■ Stated exercise:
Return each line of the records holding the string "Pledge".

(Items listed in a dataset)
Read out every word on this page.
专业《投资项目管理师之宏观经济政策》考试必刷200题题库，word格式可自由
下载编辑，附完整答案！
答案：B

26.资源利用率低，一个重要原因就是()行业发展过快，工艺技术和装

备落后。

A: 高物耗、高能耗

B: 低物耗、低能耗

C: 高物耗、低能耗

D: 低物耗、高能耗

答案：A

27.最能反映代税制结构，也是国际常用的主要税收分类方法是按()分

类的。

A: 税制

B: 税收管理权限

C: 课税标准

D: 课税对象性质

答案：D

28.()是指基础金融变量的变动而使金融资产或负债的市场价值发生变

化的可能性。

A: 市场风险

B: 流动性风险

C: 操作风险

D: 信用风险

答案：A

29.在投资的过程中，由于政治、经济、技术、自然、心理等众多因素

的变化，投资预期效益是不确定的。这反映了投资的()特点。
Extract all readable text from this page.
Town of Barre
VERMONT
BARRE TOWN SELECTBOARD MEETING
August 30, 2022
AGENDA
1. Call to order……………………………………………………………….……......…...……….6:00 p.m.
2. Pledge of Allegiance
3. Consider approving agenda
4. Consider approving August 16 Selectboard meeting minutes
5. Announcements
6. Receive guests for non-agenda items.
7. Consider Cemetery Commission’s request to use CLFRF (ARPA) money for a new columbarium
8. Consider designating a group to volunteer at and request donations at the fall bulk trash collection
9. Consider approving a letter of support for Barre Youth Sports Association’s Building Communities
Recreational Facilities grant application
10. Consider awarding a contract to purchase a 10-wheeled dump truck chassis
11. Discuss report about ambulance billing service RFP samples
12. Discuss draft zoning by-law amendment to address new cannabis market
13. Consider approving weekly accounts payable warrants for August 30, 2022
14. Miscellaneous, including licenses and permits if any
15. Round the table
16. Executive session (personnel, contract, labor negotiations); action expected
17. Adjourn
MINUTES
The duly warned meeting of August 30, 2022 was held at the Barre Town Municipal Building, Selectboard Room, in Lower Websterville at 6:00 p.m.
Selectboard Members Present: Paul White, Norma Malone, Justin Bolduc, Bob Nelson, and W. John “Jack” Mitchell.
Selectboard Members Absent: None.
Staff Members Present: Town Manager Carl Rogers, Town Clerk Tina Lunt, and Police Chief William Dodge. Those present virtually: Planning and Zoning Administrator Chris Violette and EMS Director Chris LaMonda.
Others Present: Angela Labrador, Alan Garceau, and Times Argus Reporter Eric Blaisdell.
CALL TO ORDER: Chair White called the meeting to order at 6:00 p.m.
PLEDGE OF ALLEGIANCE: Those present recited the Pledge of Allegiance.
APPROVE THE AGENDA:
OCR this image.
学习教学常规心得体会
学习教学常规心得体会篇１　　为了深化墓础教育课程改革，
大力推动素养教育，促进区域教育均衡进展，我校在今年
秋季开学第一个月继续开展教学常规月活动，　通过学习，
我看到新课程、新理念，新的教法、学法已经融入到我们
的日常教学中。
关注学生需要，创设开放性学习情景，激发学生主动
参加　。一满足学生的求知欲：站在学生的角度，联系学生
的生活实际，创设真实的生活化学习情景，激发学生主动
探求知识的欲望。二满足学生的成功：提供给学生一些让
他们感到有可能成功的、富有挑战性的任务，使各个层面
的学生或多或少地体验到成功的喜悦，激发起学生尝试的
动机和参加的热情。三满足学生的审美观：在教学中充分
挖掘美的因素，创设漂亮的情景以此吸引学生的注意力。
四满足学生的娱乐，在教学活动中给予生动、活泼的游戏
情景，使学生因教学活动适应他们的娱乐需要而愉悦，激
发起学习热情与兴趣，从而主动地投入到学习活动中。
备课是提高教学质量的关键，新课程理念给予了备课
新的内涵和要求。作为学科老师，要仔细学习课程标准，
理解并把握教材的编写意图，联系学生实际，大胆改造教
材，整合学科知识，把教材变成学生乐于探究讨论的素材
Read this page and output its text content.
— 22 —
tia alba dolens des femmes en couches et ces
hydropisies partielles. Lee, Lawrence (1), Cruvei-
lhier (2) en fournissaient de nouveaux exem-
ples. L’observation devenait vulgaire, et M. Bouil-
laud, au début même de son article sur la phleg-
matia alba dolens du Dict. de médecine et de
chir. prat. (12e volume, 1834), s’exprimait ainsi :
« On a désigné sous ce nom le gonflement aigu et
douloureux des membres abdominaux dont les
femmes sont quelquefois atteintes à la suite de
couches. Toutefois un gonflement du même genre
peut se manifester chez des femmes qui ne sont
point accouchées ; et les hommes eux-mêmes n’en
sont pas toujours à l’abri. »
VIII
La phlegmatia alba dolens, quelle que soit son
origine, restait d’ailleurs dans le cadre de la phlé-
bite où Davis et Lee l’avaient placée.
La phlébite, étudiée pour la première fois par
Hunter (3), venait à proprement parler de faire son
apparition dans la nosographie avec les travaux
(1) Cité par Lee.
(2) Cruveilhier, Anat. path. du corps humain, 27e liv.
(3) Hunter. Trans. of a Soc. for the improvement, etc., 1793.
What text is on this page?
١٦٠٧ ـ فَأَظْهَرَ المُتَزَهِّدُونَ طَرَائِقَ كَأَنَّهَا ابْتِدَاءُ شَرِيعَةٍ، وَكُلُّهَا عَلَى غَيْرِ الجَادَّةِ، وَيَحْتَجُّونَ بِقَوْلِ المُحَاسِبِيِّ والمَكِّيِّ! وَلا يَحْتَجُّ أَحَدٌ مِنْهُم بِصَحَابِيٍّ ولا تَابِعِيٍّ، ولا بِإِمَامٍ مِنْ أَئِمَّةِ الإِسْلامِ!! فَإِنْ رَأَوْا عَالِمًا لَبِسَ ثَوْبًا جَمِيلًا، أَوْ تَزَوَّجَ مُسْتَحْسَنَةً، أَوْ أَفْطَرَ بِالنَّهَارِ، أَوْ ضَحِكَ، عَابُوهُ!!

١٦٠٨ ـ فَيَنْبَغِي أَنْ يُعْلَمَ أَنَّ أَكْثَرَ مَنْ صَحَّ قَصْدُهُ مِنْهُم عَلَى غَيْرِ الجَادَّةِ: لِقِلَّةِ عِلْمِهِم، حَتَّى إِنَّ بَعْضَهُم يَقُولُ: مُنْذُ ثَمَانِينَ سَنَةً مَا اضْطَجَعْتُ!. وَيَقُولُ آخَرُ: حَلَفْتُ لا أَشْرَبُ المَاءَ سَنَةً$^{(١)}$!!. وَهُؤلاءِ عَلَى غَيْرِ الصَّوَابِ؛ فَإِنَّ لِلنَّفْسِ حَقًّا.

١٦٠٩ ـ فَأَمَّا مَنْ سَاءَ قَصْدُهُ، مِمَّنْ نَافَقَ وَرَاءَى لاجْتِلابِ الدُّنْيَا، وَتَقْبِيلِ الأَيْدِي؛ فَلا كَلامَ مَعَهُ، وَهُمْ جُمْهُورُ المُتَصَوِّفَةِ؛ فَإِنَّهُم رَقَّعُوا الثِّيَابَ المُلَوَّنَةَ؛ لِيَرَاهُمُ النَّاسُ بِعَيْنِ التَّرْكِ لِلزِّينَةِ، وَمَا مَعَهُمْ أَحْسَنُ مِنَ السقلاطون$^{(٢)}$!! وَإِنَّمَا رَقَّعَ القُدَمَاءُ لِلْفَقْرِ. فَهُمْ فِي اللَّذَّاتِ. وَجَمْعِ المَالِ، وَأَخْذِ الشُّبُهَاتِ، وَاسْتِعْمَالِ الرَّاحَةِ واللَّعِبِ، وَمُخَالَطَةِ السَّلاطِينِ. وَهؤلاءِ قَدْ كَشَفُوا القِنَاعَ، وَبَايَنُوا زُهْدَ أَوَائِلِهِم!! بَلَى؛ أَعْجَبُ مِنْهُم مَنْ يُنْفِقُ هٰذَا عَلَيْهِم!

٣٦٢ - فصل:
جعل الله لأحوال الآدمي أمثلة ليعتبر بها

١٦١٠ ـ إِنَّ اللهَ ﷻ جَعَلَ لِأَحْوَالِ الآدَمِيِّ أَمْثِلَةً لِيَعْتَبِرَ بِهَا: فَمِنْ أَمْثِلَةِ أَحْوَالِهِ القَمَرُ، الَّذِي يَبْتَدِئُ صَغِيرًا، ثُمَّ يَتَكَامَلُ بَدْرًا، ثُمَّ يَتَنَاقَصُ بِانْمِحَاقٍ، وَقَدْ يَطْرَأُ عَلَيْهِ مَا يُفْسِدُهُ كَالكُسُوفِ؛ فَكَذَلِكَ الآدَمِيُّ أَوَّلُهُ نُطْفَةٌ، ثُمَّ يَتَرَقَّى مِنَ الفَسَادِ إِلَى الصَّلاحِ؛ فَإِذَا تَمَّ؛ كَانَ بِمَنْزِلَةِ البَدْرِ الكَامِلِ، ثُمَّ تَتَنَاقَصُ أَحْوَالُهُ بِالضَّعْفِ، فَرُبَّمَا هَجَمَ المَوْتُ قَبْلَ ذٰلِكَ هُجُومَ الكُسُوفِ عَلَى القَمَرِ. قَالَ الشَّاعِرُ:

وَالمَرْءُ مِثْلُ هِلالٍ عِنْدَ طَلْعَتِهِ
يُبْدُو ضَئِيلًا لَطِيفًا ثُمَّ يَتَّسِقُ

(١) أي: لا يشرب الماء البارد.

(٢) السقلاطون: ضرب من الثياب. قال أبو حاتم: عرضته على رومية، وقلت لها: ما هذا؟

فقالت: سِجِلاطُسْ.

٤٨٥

■ Written response:
2. Pledge of Allegiance
PLEDGE OF ALLEGIANCE: Those present recited the Pledge of Allegiance.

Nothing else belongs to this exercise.